• Written problem:
From the entries below, extract every line that includes the word "frac".

• Dataset records:
□ □ □

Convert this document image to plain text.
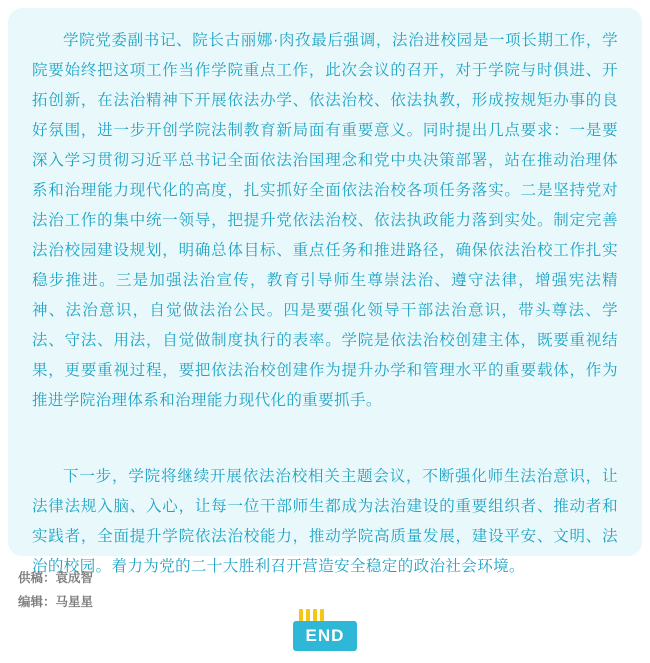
学院党委副书记、院长古丽娜·肉孜最后强调，法治进校园是一项长期工作，学院要始终把这项工作当作学院重点工作，此次会议的召开，对于学院与时俱进、开拓创新，在法治精神下开展依法办学、依法治校、依法执教，形成按规矩办事的良好氛围，进一步开创学院法制教育新局面有重要意义。同时提出几点要求：一是要深入学习贯彻习近平总书记全面依法治国理念和党中央决策部署，站在推动治理体系和治理能力现代化的高度，扎实抓好全面依法治校各项任务落实。二是坚持党对法治工作的集中统一领导，把提升党依法治校、依法执政能力落到实处。制定完善法治校园建设规划，明确总体目标、重点任务和推进路径，确保依法治校工作扎实稳步推进。三是加强法治宣传，教育引导师生尊崇法治、遵守法律，增强宪法精神、法治意识，自觉做法治公民。四是要强化领导干部法治意识，带头尊法、学法、守法、用法，自觉做制度执行的表率。学院是依法治校创建主体，既要重视结果，更要重视过程，要把依法治校创建作为提升办学和管理水平的重要载体，作为推进学院治理体系和治理能力现代化的重要抓手。

下一步，学院将继续开展依法治校相关主题会议，不断强化师生法治意识，让法律法规入脑、入心，让每一位干部师生都成为法治建设的重要组织者、推动者和实践者，全面提升学院依法治校能力，推动学院高质量发展，建设平安、文明、法治的校园。着力为党的二十大胜利召开营造安全稳定的政治社会环境。

供稿：袁成智
编辑：马星星
END
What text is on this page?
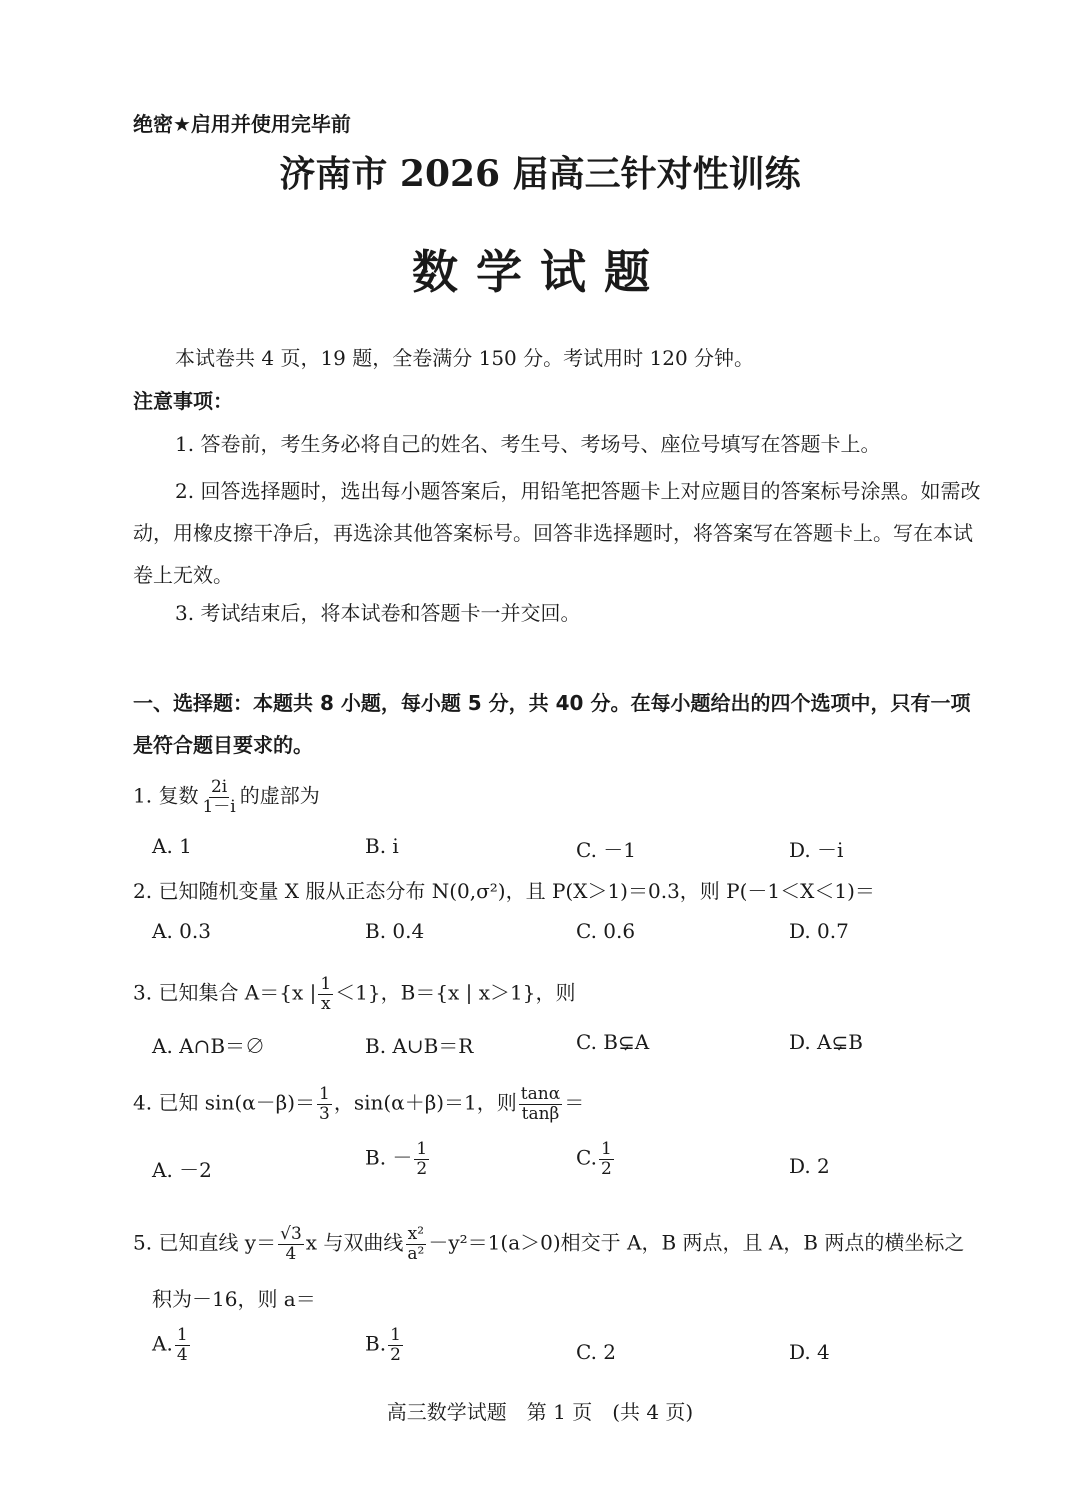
绝密★启用并使用完毕前
济南市 2026 届高三针对性训练
数学试题
本试卷共 4 页，19 题，全卷满分 150 分。考试用时 120 分钟。
注意事项：
1. 答卷前，考生务必将自己的姓名、考生号、考场号、座位号填写在答题卡上。
2. 回答选择题时，选出每小题答案后，用铅笔把答题卡上对应题目的答案标号涂黑。如需改动，用橡皮擦干净后，再选涂其他答案标号。回答非选择题时，将答案写在答题卡上。写在本试卷上无效。
3. 考试结束后，将本试卷和答题卡一并交回。
一、选择题：本题共 8 小题，每小题 5 分，共 40 分。在每小题给出的四个选项中，只有一项是符合题目要求的。
1. 复数 $\frac{2i}{1-i}$ 的虚部为
A. 1	B. i	C. －1	D. －i
2. 已知随机变量 X 服从正态分布 N(0,σ²)，且 P(X＞1)＝0.3，则 P(－1＜X＜1)＝
A. 0.3	B. 0.4	C. 0.6	D. 0.7
3. 已知集合 A＝{x | $\frac{1}{x} <1$}，B＝{x | x＞1}，则
A. A∩B＝∅	B. A∪B＝R	C. B⊊A	D. A⊊B
4. 已知 $\sin(\alpha-\beta)= \frac{1}{3}$ ，sin(α＋β)＝1，则 $\frac{\tan\alpha}{\tan\beta}$ ＝
A. －2
B. － $\frac{1}{2}$	C. $\frac{1}{2}$	D. 2
5. 已知直线 $y= \frac{√3}{4}$ x 与双曲线 $\frac{\text{x²}}{\text{a²}} -y^2=1(a>0)$相交于 A，B 两点，且 A，B 两点的横坐标之
积为－16，则 a＝
A. $\frac{1}{4}$	B. $\frac{1}{2}$	C. 2	D. 4
高三数学试题　第 1 页　(共 4 页)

□ □ □

• Answer to the task:
1. 复数 $\frac{2i}{1-i}$ 的虚部为
3. 已知集合 A＝{x | $\frac{1}{x} <1$}，B＝{x | x＞1}，则
4. 已知 $\sin(\alpha-\beta)= \frac{1}{3}$ ，sin(α＋β)＝1，则 $\frac{\tan\alpha}{\tan\beta}$ ＝
B. － $\frac{1}{2}$	C. $\frac{1}{2}$	D. 2
5. 已知直线 $y= \frac{√3}{4}$ x 与双曲线 $\frac{\text{x²}}{\text{a²}} -y^2=1(a>0)$相交于 A，B 两点，且 A，B 两点的横坐标之
A. $\frac{1}{4}$	B. $\frac{1}{2}$	C. 2	D. 4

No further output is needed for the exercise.